--- Exercise materials ---

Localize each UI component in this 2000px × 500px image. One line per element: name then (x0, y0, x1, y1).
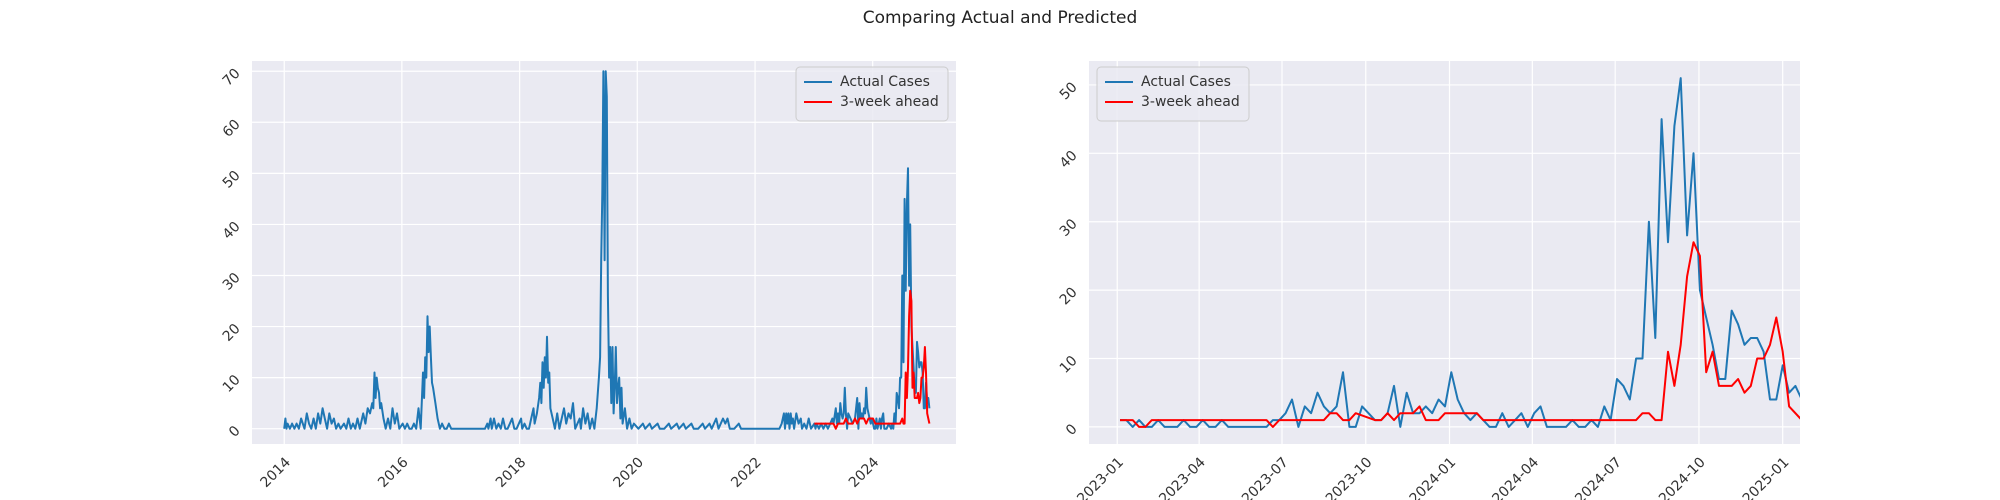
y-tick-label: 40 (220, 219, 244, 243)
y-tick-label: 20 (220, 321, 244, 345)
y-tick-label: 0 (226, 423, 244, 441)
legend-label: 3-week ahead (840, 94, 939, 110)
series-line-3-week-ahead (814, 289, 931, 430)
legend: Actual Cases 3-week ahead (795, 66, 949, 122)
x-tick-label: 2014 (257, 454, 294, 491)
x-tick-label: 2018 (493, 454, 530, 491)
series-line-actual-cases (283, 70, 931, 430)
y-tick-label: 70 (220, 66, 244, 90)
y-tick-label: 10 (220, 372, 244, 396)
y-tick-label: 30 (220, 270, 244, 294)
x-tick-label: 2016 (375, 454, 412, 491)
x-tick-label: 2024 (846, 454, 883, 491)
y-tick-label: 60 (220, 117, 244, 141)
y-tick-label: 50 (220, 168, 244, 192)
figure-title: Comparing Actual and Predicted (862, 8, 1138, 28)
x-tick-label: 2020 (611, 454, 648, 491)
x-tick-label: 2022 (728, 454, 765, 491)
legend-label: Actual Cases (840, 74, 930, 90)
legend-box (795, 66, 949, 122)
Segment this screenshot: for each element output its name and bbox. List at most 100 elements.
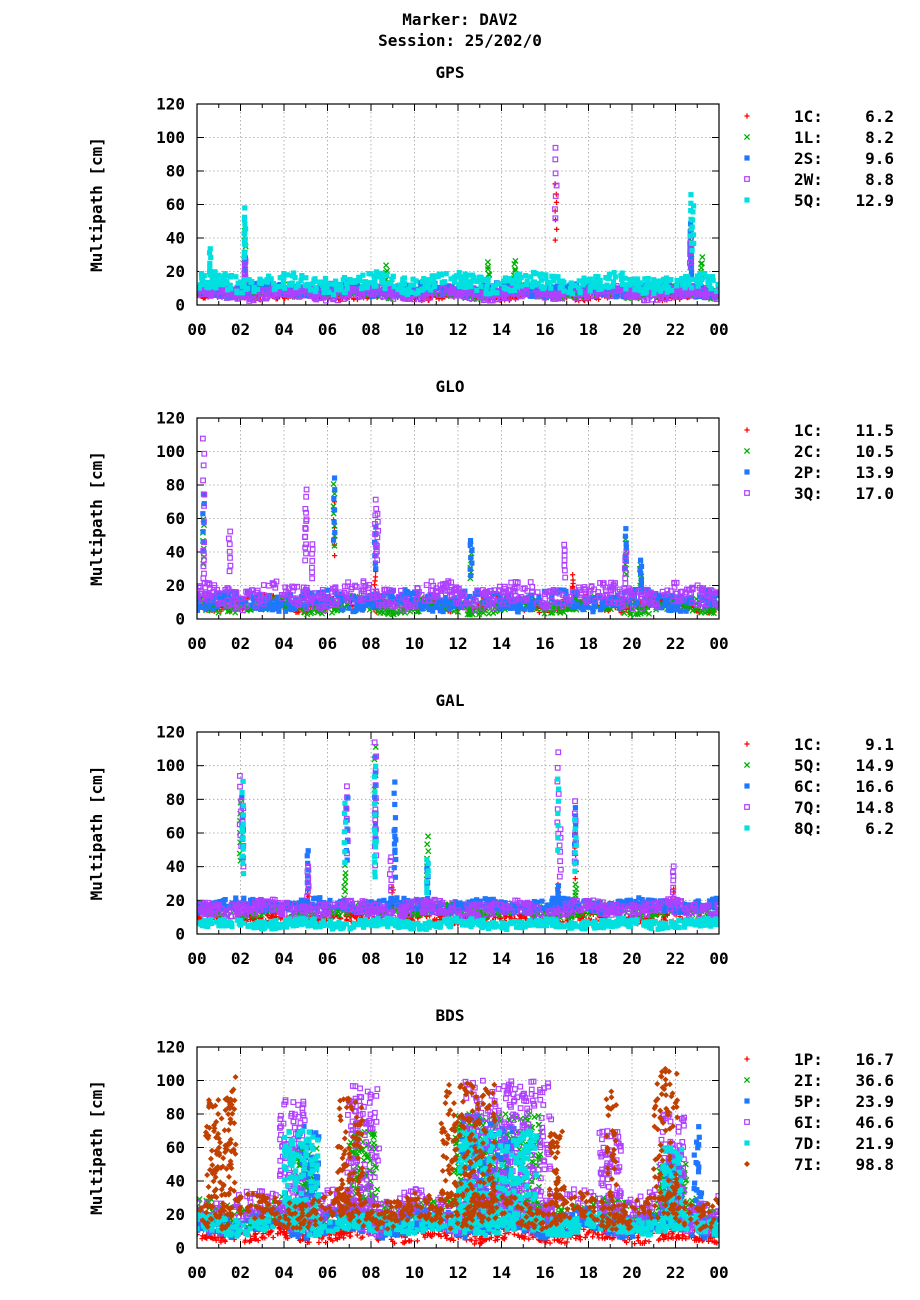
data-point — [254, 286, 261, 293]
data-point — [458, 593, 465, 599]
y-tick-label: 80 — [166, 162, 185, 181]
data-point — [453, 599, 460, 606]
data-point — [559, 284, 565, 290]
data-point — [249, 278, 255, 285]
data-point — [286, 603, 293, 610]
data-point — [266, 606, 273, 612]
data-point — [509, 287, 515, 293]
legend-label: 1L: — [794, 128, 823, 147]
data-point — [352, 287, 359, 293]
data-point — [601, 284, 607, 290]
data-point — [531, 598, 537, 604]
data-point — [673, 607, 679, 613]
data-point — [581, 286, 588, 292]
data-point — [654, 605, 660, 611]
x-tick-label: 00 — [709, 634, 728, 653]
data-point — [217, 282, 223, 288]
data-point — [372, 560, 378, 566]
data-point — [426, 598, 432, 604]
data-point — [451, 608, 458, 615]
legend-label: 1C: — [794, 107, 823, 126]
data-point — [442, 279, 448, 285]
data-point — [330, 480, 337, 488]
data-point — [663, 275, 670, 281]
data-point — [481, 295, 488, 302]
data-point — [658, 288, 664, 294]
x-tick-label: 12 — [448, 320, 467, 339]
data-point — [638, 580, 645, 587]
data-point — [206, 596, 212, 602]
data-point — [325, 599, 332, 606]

---

**Objective**
Reproduce the material above in full, substituting "point-marker" for every occurrence of "data-point" and changing nothing else. Omit the pictures.

**Finished task**
Localize each UI component in this 2000px × 500px image. One line per element: name then (x0, y0, x1, y1).
y-tick-label: 40 (220, 219, 244, 243)
y-tick-label: 20 (220, 321, 244, 345)
y-tick-label: 0 (226, 423, 244, 441)
legend-label: 3-week ahead (840, 94, 939, 110)
series-line-3-week-ahead (814, 289, 931, 430)
legend: Actual Cases 3-week ahead (795, 66, 949, 122)
x-tick-label: 2014 (257, 454, 294, 491)
x-tick-label: 2018 (493, 454, 530, 491)
series-line-actual-cases (283, 70, 931, 430)
y-tick-label: 70 (220, 66, 244, 90)
y-tick-label: 10 (220, 372, 244, 396)
y-tick-label: 30 (220, 270, 244, 294)
x-tick-label: 2016 (375, 454, 412, 491)
x-tick-label: 2024 (846, 454, 883, 491)
y-tick-label: 60 (220, 117, 244, 141)
y-tick-label: 50 (220, 168, 244, 192)
figure-title: Comparing Actual and Predicted (862, 8, 1138, 28)
x-tick-label: 2020 (611, 454, 648, 491)
x-tick-label: 2022 (728, 454, 765, 491)
legend-label: Actual Cases (840, 74, 930, 90)
legend-box (795, 66, 949, 122)
Segment this screenshot: for each element output its name and bbox. List at most 100 elements.
point-marker — [254, 286, 261, 293]
point-marker — [458, 593, 465, 599]
y-tick-label: 80 — [166, 162, 185, 181]
point-marker — [453, 599, 460, 606]
point-marker — [559, 284, 565, 290]
point-marker — [249, 278, 255, 285]
point-marker — [286, 603, 293, 610]
point-marker — [266, 606, 273, 612]
point-marker — [509, 287, 515, 293]
legend-label: 1L: — [794, 128, 823, 147]
point-marker — [352, 287, 359, 293]
point-marker — [601, 284, 607, 290]
point-marker — [531, 598, 537, 604]
point-marker — [673, 607, 679, 613]
point-marker — [581, 286, 588, 292]
point-marker — [654, 605, 660, 611]
x-tick-label: 00 — [709, 634, 728, 653]
point-marker — [217, 282, 223, 288]
point-marker — [372, 560, 378, 566]
point-marker — [426, 598, 432, 604]
point-marker — [451, 608, 458, 615]
legend-label: 1C: — [794, 107, 823, 126]
point-marker — [442, 279, 448, 285]
point-marker — [330, 480, 337, 488]
point-marker — [663, 275, 670, 281]
point-marker — [481, 295, 488, 302]
point-marker — [658, 288, 664, 294]
x-tick-label: 12 — [448, 320, 467, 339]
point-marker — [638, 580, 645, 587]
point-marker — [206, 596, 212, 602]
point-marker — [325, 599, 332, 606]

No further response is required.